* Extracted data entries
------

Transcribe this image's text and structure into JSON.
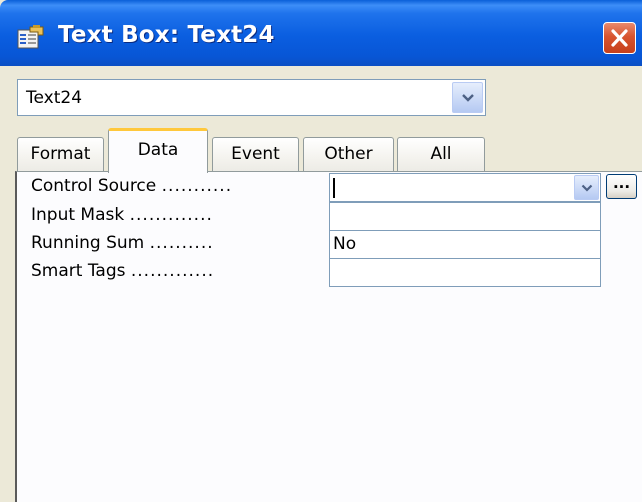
{
  "window": {
    "title": "Text Box: Text24",
    "close_label": "×"
  },
  "object_selector": {
    "value": "Text24"
  },
  "tabs": [
    {
      "label": "Format",
      "active": false
    },
    {
      "label": "Data",
      "active": true
    },
    {
      "label": "Event",
      "active": false
    },
    {
      "label": "Other",
      "active": false
    },
    {
      "label": "All",
      "active": false
    }
  ],
  "properties": [
    {
      "label": "Control Source",
      "dots": "...........",
      "value": "",
      "has_dropdown": true,
      "has_builder": true
    },
    {
      "label": "Input Mask",
      "dots": ".............",
      "value": ""
    },
    {
      "label": "Running Sum",
      "dots": "..........",
      "value": "No"
    },
    {
      "label": "Smart Tags",
      "dots": ".............",
      "value": ""
    }
  ],
  "builder_button_label": "..."
}
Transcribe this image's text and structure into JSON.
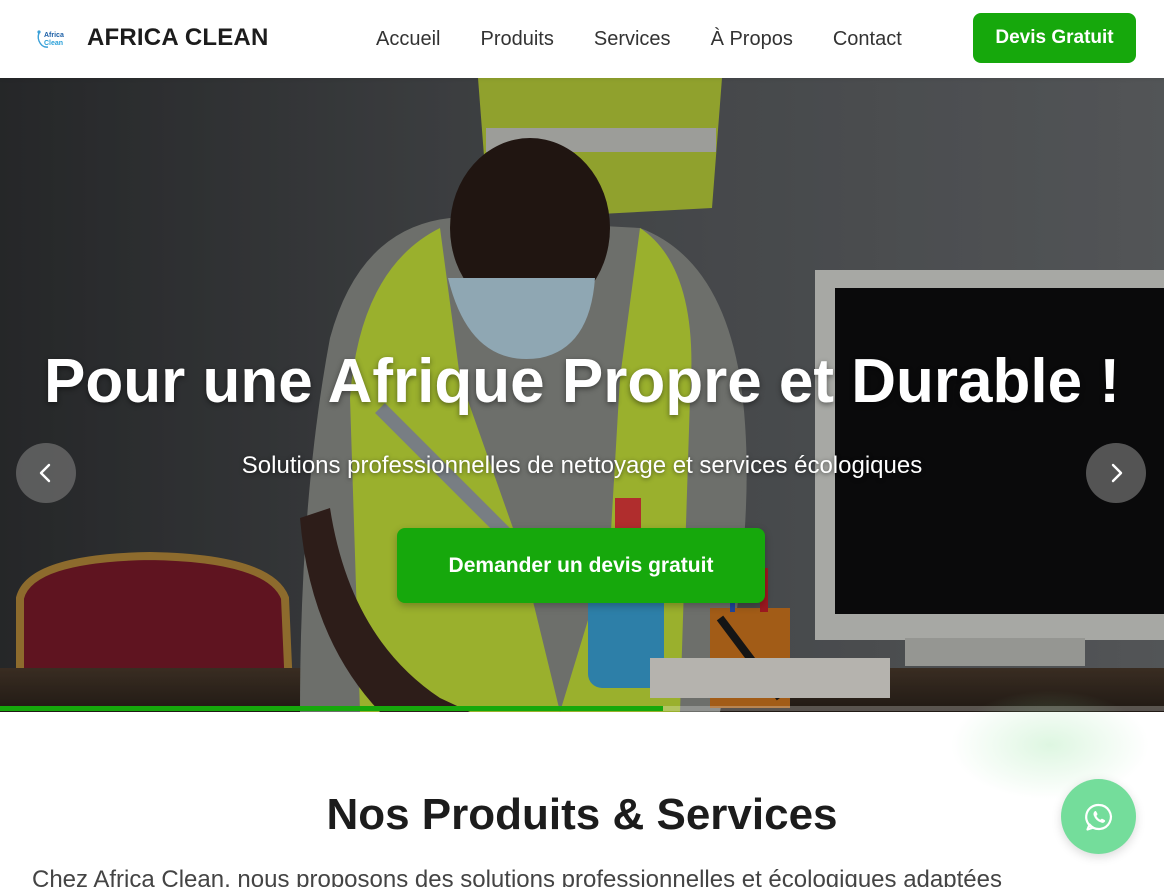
{
  "header": {
    "brand": "AFRICA CLEAN",
    "logo_text": "Africa Clean",
    "nav": [
      "Accueil",
      "Produits",
      "Services",
      "À Propos",
      "Contact"
    ],
    "cta": "Devis Gratuit"
  },
  "hero": {
    "title": "Pour une Afrique Propre et Durable !",
    "subtitle": "Solutions professionnelles de nettoyage et services écologiques",
    "cta": "Demander un devis gratuit",
    "slides_count": 3,
    "active_slide": 1,
    "progress_fraction": 0.57,
    "icons": {
      "prev": "chevron-left-icon",
      "next": "chevron-right-icon"
    }
  },
  "section": {
    "title": "Nos Produits & Services",
    "intro": "Chez Africa Clean, nous proposons des solutions professionnelles et écologiques adaptées"
  },
  "floating": {
    "icon": "whatsapp-icon"
  },
  "colors": {
    "accent": "#16a80c",
    "whatsapp": "#74dd9b",
    "text_dark": "#1c1c1c"
  }
}
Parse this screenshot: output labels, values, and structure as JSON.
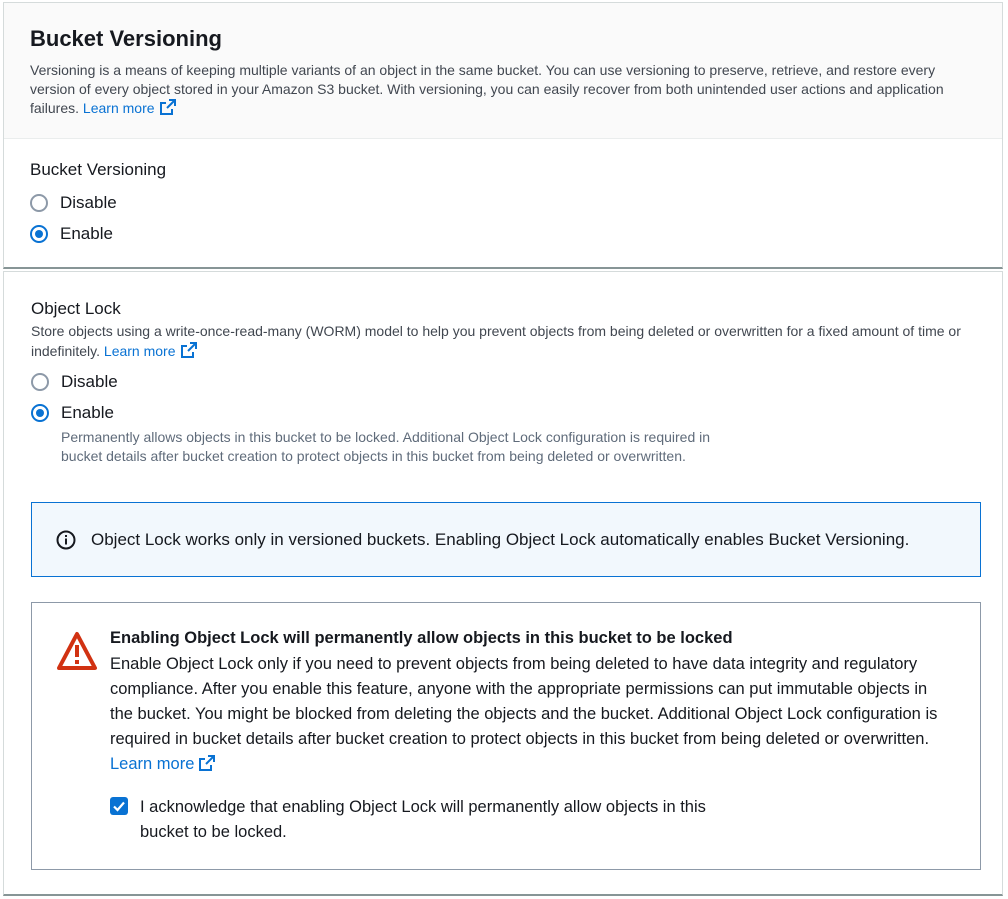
{
  "versioning": {
    "title": "Bucket Versioning",
    "description": "Versioning is a means of keeping multiple variants of an object in the same bucket. You can use versioning to preserve, retrieve, and restore every version of every object stored in your Amazon S3 bucket. With versioning, you can easily recover from both unintended user actions and application failures.",
    "learn_more": "Learn more",
    "field_label": "Bucket Versioning",
    "options": [
      {
        "label": "Disable",
        "selected": false
      },
      {
        "label": "Enable",
        "selected": true
      }
    ]
  },
  "object_lock": {
    "label": "Object Lock",
    "description": "Store objects using a write-once-read-many (WORM) model to help you prevent objects from being deleted or overwritten for a fixed amount of time or indefinitely.",
    "learn_more": "Learn more",
    "options": [
      {
        "label": "Disable",
        "selected": false
      },
      {
        "label": "Enable",
        "selected": true,
        "description": "Permanently allows objects in this bucket to be locked. Additional Object Lock configuration is required in bucket details after bucket creation to protect objects in this bucket from being deleted or overwritten."
      }
    ],
    "info": "Object Lock works only in versioned buckets. Enabling Object Lock automatically enables Bucket Versioning.",
    "warning": {
      "title": "Enabling Object Lock will permanently allow objects in this bucket to be locked",
      "text": "Enable Object Lock only if you need to prevent objects from being deleted to have data integrity and regulatory compliance. After you enable this feature, anyone with the appropriate permissions can put immutable objects in the bucket. You might be blocked from deleting the objects and the bucket. Additional Object Lock configuration is required in bucket details after bucket creation to protect objects in this bucket from being deleted or overwritten.",
      "learn_more": "Learn more",
      "acknowledge": "I acknowledge that enabling Object Lock will permanently allow objects in this bucket to be locked.",
      "acknowledged": true
    }
  },
  "colors": {
    "link": "#0972d3",
    "warning": "#d13212",
    "info_border": "#0972d3"
  },
  "icons": {
    "external": "external-link-icon",
    "info": "info-icon",
    "warning": "warning-icon",
    "check": "check-icon"
  }
}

------

* EXERCISE DESCRIPTION
Go through the material above and print all of it exactly, except the pictures.

* FINAL RESULT
Transcribe this image's text and structure into JSON.
{
  "window": {
    "title": "Text Box: Text24",
    "close_label": "×"
  },
  "object_selector": {
    "value": "Text24"
  },
  "tabs": [
    {
      "label": "Format",
      "active": false
    },
    {
      "label": "Data",
      "active": true
    },
    {
      "label": "Event",
      "active": false
    },
    {
      "label": "Other",
      "active": false
    },
    {
      "label": "All",
      "active": false
    }
  ],
  "properties": [
    {
      "label": "Control Source",
      "dots": "...........",
      "value": "",
      "has_dropdown": true,
      "has_builder": true
    },
    {
      "label": "Input Mask",
      "dots": ".............",
      "value": ""
    },
    {
      "label": "Running Sum",
      "dots": "..........",
      "value": "No"
    },
    {
      "label": "Smart Tags",
      "dots": ".............",
      "value": ""
    }
  ],
  "builder_button_label": "..."
}
Transcribe this image's text and structure into JSON.
{
  "header": {
    "brand": "AFRICA CLEAN",
    "logo_text": "Africa Clean",
    "nav": [
      "Accueil",
      "Produits",
      "Services",
      "À Propos",
      "Contact"
    ],
    "cta": "Devis Gratuit"
  },
  "hero": {
    "title": "Pour une Afrique Propre et Durable !",
    "subtitle": "Solutions professionnelles de nettoyage et services écologiques",
    "cta": "Demander un devis gratuit",
    "slides_count": 3,
    "active_slide": 1,
    "progress_fraction": 0.57,
    "icons": {
      "prev": "chevron-left-icon",
      "next": "chevron-right-icon"
    }
  },
  "section": {
    "title": "Nos Produits & Services",
    "intro": "Chez Africa Clean, nous proposons des solutions professionnelles et écologiques adaptées"
  },
  "floating": {
    "icon": "whatsapp-icon"
  },
  "colors": {
    "accent": "#16a80c",
    "whatsapp": "#74dd9b",
    "text_dark": "#1c1c1c"
  }
}
Parse this screenshot: output labels, values, and structure as JSON.
{
  "versioning": {
    "title": "Bucket Versioning",
    "description": "Versioning is a means of keeping multiple variants of an object in the same bucket. You can use versioning to preserve, retrieve, and restore every version of every object stored in your Amazon S3 bucket. With versioning, you can easily recover from both unintended user actions and application failures.",
    "learn_more": "Learn more",
    "field_label": "Bucket Versioning",
    "options": [
      {
        "label": "Disable",
        "selected": false
      },
      {
        "label": "Enable",
        "selected": true
      }
    ]
  },
  "object_lock": {
    "label": "Object Lock",
    "description": "Store objects using a write-once-read-many (WORM) model to help you prevent objects from being deleted or overwritten for a fixed amount of time or indefinitely.",
    "learn_more": "Learn more",
    "options": [
      {
        "label": "Disable",
        "selected": false
      },
      {
        "label": "Enable",
        "selected": true,
        "description": "Permanently allows objects in this bucket to be locked. Additional Object Lock configuration is required in bucket details after bucket creation to protect objects in this bucket from being deleted or overwritten."
      }
    ],
    "info": "Object Lock works only in versioned buckets. Enabling Object Lock automatically enables Bucket Versioning.",
    "warning": {
      "title": "Enabling Object Lock will permanently allow objects in this bucket to be locked",
      "text": "Enable Object Lock only if you need to prevent objects from being deleted to have data integrity and regulatory compliance. After you enable this feature, anyone with the appropriate permissions can put immutable objects in the bucket. You might be blocked from deleting the objects and the bucket. Additional Object Lock configuration is required in bucket details after bucket creation to protect objects in this bucket from being deleted or overwritten.",
      "learn_more": "Learn more",
      "acknowledge": "I acknowledge that enabling Object Lock will permanently allow objects in this bucket to be locked.",
      "acknowledged": true
    }
  },
  "colors": {
    "link": "#0972d3",
    "warning": "#d13212",
    "info_border": "#0972d3"
  },
  "icons": {
    "external": "external-link-icon",
    "info": "info-icon",
    "warning": "warning-icon",
    "check": "check-icon"
  }
}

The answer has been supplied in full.